* Dataset excerpts
+++
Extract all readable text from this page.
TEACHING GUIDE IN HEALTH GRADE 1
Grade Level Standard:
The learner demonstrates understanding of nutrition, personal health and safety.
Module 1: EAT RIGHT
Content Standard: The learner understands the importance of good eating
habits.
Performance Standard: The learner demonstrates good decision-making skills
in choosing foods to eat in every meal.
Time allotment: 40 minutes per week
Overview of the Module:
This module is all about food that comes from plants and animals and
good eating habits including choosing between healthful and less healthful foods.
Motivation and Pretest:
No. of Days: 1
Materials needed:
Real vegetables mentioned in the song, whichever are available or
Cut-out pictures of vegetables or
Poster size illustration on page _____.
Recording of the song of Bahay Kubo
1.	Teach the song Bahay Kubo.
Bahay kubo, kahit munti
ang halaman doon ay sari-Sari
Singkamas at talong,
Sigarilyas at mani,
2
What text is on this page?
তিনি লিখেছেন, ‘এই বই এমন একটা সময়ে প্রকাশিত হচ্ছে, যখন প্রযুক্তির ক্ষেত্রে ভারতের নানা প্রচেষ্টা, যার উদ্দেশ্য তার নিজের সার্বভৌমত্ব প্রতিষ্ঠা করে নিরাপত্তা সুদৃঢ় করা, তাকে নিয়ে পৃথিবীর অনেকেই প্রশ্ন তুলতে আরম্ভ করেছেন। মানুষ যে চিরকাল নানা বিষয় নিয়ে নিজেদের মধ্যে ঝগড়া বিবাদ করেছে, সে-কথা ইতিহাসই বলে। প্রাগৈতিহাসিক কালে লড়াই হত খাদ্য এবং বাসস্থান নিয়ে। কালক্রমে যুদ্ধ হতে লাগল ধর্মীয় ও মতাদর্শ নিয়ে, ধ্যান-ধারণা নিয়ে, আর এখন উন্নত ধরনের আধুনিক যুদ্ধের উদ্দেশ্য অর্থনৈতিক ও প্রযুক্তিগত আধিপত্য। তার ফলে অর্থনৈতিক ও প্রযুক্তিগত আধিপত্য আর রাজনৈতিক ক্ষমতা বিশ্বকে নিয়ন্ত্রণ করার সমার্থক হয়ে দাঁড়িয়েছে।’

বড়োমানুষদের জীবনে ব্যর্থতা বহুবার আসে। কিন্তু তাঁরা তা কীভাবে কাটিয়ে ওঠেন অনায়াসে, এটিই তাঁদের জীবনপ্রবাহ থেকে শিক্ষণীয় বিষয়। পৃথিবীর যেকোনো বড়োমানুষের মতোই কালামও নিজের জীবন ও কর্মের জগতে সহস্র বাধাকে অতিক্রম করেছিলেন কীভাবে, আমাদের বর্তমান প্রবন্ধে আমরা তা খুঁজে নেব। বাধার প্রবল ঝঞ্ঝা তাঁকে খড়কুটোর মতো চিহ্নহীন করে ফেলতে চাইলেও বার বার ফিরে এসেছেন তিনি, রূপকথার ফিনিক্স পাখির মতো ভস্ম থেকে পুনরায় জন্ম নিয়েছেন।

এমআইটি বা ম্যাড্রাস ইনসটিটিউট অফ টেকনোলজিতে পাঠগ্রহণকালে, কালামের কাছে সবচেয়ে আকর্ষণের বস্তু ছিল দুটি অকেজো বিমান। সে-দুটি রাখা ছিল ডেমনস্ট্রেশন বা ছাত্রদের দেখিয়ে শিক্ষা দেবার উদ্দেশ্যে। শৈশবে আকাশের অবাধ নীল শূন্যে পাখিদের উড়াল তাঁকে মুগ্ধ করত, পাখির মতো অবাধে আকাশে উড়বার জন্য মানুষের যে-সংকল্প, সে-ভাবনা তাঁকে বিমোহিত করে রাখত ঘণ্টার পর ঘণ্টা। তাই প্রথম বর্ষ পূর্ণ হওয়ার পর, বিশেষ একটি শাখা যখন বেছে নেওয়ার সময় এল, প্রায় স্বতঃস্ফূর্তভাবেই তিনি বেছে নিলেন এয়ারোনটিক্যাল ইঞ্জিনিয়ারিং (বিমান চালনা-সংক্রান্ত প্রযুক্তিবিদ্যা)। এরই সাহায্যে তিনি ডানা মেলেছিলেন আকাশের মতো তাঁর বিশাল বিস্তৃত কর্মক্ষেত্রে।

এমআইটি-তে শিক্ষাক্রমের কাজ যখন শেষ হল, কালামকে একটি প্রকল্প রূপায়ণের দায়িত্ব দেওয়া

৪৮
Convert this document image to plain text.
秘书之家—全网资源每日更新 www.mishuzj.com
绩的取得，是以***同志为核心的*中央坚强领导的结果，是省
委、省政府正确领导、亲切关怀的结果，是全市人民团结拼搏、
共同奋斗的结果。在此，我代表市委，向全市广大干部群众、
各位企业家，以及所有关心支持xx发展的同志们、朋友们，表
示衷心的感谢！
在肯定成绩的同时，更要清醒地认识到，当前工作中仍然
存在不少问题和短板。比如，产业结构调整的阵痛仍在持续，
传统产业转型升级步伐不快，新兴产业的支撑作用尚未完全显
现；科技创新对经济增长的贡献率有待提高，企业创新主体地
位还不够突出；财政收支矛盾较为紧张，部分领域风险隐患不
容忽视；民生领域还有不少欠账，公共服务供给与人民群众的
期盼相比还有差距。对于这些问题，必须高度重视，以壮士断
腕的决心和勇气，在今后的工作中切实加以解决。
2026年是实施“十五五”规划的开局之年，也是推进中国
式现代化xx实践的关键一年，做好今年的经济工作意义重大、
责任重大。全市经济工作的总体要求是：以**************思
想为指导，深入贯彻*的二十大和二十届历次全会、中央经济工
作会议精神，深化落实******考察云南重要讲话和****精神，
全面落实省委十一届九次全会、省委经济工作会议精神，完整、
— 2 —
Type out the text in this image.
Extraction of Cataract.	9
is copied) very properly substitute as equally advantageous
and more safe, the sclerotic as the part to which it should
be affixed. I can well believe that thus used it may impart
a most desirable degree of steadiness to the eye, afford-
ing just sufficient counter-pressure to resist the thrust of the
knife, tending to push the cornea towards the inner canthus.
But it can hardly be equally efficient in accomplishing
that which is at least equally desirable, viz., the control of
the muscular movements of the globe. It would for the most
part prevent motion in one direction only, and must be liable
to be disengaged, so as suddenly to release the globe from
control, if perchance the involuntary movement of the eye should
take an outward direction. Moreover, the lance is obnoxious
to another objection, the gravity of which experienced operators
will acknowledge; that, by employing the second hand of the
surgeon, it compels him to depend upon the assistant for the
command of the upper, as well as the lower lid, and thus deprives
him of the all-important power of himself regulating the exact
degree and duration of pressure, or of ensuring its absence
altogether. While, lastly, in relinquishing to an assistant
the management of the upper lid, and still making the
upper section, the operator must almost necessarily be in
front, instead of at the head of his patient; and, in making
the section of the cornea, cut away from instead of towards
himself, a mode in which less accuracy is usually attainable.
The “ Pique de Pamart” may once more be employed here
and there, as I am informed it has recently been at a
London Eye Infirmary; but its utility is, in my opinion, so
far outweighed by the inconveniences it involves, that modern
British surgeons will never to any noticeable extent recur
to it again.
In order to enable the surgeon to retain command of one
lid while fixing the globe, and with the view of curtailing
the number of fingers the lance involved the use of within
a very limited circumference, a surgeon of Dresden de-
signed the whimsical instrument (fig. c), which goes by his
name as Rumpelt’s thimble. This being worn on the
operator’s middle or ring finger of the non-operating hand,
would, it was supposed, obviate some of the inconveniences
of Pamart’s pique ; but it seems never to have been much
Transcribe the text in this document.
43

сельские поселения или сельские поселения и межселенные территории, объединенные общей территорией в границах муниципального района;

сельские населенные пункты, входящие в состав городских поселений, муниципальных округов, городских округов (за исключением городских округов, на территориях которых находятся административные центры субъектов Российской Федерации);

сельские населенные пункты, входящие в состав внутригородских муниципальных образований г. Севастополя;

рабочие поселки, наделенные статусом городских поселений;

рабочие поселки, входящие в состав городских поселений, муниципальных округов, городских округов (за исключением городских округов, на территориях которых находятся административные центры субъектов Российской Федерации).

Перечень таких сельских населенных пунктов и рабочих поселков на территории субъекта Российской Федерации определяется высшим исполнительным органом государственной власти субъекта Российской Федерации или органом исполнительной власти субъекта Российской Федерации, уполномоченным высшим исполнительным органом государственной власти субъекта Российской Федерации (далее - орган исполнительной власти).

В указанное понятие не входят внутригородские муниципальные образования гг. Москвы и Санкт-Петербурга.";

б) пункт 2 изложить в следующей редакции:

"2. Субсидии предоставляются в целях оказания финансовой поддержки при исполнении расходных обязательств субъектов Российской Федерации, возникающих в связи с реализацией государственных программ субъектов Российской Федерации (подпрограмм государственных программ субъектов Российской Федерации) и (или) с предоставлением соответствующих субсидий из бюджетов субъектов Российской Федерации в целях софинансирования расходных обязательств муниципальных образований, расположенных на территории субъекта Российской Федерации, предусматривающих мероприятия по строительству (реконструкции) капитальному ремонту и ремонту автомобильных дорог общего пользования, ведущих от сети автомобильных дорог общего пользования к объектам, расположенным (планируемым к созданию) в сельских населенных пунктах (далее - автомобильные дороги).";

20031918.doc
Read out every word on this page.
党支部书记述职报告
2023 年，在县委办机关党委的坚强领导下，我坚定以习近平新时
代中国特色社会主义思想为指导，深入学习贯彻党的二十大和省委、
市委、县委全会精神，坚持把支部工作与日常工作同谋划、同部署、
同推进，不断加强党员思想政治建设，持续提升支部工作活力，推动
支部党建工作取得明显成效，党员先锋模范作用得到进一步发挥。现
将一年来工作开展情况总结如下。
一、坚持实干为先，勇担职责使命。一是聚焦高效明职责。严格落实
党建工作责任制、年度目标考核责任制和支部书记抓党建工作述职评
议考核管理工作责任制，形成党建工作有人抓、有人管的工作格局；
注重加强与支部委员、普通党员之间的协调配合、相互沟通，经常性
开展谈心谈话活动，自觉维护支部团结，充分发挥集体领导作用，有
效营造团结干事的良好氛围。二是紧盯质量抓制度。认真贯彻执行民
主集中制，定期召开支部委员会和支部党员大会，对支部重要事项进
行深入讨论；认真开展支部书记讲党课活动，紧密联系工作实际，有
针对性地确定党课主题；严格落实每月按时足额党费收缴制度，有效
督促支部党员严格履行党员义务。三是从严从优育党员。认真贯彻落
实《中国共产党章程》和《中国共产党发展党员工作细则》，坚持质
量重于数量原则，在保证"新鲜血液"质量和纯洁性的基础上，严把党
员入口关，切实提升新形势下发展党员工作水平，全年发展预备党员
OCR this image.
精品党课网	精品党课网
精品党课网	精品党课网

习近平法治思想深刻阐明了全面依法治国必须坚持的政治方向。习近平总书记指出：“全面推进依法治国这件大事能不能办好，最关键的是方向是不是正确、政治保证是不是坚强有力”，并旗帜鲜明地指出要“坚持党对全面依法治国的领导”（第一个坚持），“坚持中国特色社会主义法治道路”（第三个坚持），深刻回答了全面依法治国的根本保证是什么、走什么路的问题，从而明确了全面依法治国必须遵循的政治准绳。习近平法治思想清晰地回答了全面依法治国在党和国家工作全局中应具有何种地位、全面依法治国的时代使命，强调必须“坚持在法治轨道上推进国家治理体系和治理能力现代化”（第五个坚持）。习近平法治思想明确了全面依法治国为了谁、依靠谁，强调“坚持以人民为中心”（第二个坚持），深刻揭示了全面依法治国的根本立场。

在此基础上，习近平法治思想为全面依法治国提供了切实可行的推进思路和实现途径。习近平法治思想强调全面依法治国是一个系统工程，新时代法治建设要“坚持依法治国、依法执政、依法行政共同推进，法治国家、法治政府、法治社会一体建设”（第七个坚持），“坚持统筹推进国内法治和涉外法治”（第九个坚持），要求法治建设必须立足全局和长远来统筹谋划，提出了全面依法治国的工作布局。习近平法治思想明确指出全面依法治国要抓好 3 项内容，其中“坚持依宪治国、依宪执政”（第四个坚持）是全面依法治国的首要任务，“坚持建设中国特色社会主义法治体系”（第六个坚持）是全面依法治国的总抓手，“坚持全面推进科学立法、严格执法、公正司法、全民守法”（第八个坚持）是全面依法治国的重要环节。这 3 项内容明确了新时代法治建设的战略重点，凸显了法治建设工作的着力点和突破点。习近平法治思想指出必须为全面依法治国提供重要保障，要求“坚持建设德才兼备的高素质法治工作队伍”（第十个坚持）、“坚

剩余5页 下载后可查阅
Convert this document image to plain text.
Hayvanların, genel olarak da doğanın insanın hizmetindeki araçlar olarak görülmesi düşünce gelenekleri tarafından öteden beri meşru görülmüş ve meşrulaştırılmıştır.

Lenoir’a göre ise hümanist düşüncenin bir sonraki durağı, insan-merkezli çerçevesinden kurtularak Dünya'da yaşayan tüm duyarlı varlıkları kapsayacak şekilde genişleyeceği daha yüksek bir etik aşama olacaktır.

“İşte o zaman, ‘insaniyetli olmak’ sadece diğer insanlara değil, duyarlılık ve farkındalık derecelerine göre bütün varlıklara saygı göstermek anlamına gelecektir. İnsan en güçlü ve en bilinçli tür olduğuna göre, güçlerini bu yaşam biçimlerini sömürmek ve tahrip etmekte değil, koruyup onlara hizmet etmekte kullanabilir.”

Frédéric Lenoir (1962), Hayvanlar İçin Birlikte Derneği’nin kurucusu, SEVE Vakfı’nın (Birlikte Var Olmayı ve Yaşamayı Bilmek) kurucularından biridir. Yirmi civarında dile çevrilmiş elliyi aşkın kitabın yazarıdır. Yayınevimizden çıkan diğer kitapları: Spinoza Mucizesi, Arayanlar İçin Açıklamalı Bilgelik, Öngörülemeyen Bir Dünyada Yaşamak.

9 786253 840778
+++
* What needs to be done
Pull every line containing the word "пункты" out of the entries above.

* Result below
сельские населенные пункты, входящие в состав городских поселений, муниципальных округов, городских округов (за исключением городских округов, на территориях которых находятся административные центры субъектов Российской Федерации);
сельские населенные пункты, входящие в состав внутригородских муниципальных образований г. Севастополя;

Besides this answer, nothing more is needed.